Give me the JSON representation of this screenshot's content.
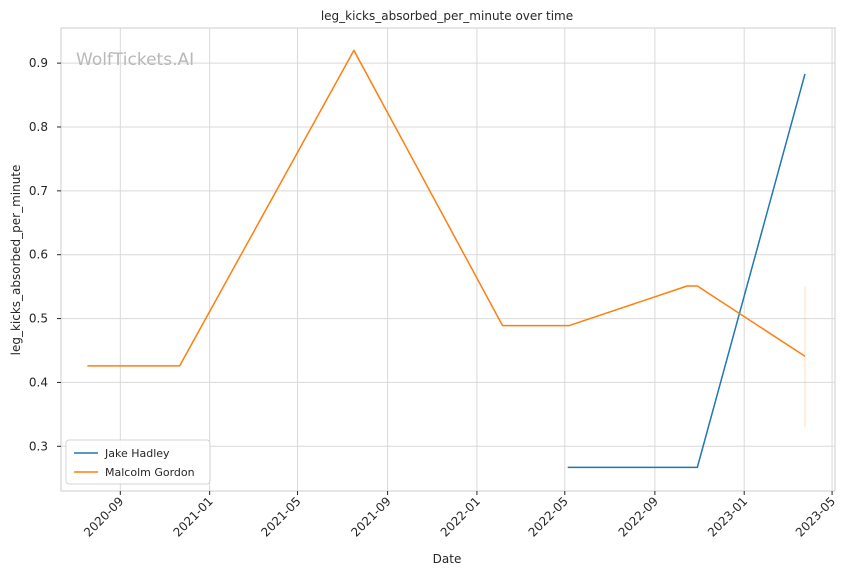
{
  "chart_data": {
    "type": "line",
    "title": "leg_kicks_absorbed_per_minute over time",
    "xlabel": "Date",
    "ylabel": "leg_kicks_absorbed_per_minute",
    "watermark": "WolfTickets.AI",
    "grid": true,
    "legend_position": "bottom-left",
    "xlim": [
      "2020-06-12",
      "2023-05-05"
    ],
    "ylim": [
      0.23,
      0.955
    ],
    "x_ticks": [
      "2020-09-01",
      "2021-01-01",
      "2021-05-01",
      "2021-09-01",
      "2022-01-01",
      "2022-05-01",
      "2022-09-01",
      "2023-01-01",
      "2023-05-01"
    ],
    "x_tick_labels": [
      "2020-09",
      "2021-01",
      "2021-05",
      "2021-09",
      "2022-01",
      "2022-05",
      "2022-09",
      "2023-01",
      "2023-05"
    ],
    "y_ticks": [
      0.3,
      0.4,
      0.5,
      0.6,
      0.7,
      0.8,
      0.9
    ],
    "y_tick_labels": [
      "0.3",
      "0.4",
      "0.5",
      "0.6",
      "0.7",
      "0.8",
      "0.9"
    ],
    "series": [
      {
        "name": "Jake Hadley",
        "color": "#1f77b4",
        "points": [
          {
            "x": "2022-05-05",
            "y": 0.267
          },
          {
            "x": "2022-10-29",
            "y": 0.267
          },
          {
            "x": "2023-03-25",
            "y": 0.883
          }
        ]
      },
      {
        "name": "Malcolm Gordon",
        "color": "#ff7f0e",
        "points": [
          {
            "x": "2020-07-18",
            "y": 0.426
          },
          {
            "x": "2020-11-21",
            "y": 0.426
          },
          {
            "x": "2021-07-17",
            "y": 0.92
          },
          {
            "x": "2022-02-05",
            "y": 0.489
          },
          {
            "x": "2022-05-07",
            "y": 0.489
          },
          {
            "x": "2022-10-15",
            "y": 0.551
          },
          {
            "x": "2022-10-29",
            "y": 0.551
          },
          {
            "x": "2023-03-25",
            "y": 0.441
          }
        ]
      }
    ],
    "error_band": {
      "x": "2023-03-25",
      "y_low": 0.33,
      "y_high": 0.55,
      "color": "#ff7f0e"
    }
  }
}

- _Task prompt_: Find all lines where the word "name" appears. Copy them.

- _Answer_:
        "name": "Jake Hadley",
        "name": "Malcolm Gordon",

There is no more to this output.